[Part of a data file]
· · ·

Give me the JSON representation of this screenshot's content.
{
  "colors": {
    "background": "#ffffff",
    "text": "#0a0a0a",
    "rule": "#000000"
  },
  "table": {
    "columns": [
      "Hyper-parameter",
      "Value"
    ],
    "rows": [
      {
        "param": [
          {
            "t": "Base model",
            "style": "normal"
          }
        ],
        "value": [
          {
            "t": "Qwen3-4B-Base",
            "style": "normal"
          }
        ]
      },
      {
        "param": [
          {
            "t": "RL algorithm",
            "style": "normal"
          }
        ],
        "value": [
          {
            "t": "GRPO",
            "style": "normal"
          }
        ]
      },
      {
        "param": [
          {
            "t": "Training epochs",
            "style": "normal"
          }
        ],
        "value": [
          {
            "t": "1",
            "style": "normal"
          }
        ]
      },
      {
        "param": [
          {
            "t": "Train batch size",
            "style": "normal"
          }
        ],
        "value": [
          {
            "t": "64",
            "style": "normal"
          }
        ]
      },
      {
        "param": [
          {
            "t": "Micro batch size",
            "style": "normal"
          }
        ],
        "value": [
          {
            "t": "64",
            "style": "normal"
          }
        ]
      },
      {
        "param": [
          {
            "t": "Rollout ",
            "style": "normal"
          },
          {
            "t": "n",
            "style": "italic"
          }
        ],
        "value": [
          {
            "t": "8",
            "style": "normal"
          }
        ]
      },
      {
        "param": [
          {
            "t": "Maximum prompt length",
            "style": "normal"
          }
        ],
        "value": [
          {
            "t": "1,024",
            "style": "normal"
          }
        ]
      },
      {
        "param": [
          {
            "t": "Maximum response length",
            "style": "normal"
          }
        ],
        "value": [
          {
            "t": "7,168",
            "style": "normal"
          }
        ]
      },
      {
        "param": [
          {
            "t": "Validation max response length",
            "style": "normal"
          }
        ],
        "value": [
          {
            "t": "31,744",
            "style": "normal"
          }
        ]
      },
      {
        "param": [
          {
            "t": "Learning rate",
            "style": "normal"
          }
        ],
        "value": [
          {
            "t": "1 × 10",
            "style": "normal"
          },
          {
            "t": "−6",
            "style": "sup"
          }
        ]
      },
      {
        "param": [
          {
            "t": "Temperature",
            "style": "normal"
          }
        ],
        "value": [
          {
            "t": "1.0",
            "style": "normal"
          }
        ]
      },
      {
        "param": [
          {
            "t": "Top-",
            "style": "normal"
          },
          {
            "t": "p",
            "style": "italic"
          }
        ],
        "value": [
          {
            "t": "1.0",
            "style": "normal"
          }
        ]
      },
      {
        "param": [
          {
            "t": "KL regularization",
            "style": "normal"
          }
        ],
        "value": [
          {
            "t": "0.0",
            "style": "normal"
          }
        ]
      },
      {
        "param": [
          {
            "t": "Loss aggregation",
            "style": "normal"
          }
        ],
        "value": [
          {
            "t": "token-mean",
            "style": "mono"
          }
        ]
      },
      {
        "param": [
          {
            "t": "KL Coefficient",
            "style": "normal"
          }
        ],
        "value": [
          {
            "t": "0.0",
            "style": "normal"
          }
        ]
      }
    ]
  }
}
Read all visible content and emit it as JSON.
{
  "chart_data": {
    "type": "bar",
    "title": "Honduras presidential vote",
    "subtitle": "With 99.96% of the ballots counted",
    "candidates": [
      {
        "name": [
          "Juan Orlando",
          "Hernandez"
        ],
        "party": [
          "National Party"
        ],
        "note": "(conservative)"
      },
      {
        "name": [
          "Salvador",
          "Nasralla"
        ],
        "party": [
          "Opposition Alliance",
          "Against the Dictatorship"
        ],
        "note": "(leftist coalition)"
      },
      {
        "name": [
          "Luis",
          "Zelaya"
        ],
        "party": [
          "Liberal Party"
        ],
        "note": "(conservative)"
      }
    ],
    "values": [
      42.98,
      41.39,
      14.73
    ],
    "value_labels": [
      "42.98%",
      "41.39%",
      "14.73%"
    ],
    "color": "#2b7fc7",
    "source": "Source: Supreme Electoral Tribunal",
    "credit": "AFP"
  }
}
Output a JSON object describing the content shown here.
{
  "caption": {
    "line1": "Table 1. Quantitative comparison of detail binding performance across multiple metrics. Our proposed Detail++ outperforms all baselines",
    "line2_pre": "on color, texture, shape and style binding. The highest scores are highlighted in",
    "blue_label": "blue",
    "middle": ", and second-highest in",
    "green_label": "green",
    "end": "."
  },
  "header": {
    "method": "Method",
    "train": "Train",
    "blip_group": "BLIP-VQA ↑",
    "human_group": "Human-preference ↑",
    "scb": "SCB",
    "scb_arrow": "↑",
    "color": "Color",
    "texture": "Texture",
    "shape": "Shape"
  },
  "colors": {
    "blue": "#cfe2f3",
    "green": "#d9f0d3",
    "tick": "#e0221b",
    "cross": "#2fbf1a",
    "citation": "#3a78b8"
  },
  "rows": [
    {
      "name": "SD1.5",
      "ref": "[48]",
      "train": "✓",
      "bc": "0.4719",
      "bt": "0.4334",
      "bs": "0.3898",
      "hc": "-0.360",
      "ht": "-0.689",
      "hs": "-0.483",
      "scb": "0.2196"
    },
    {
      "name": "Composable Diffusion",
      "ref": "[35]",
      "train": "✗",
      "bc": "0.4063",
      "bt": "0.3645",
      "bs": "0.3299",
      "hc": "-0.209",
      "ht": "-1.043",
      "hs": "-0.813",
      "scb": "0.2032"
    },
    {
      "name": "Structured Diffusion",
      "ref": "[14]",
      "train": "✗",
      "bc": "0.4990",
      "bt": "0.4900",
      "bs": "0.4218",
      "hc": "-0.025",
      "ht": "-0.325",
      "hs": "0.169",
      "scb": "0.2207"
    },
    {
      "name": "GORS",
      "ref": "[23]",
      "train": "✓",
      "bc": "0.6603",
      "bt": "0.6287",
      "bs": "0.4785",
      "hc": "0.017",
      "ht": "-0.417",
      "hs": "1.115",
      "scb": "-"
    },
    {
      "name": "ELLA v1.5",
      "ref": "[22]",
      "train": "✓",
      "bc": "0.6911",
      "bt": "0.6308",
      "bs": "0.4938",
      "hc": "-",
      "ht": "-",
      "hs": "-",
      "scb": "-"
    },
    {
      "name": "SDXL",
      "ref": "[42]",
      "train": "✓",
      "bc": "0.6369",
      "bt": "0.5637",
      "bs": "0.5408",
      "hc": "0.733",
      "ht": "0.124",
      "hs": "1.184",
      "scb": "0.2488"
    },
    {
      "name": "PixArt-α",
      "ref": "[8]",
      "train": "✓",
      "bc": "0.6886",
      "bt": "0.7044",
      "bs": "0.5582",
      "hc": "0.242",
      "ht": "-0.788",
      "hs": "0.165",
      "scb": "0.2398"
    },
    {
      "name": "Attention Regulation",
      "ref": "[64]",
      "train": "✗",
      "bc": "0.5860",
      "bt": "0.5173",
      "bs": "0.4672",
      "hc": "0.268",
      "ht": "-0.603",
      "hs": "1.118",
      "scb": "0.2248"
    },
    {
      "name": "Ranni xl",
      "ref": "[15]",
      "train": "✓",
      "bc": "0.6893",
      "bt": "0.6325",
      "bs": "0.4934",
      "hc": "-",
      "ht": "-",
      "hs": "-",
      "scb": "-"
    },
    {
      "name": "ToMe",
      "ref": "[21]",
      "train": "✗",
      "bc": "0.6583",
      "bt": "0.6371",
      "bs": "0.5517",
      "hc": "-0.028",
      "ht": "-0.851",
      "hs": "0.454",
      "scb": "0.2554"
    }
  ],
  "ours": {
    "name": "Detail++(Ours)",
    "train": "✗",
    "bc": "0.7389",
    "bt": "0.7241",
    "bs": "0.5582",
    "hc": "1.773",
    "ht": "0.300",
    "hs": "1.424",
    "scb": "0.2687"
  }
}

· · ·

### WHAT TO DO
From the data above, gather every line that includes the word "shape".

### CORRECT RESPONSE
    "line2_pre": "on color, texture, shape and style binding. The highest scores are highlighted in",
    "shape": "Shape"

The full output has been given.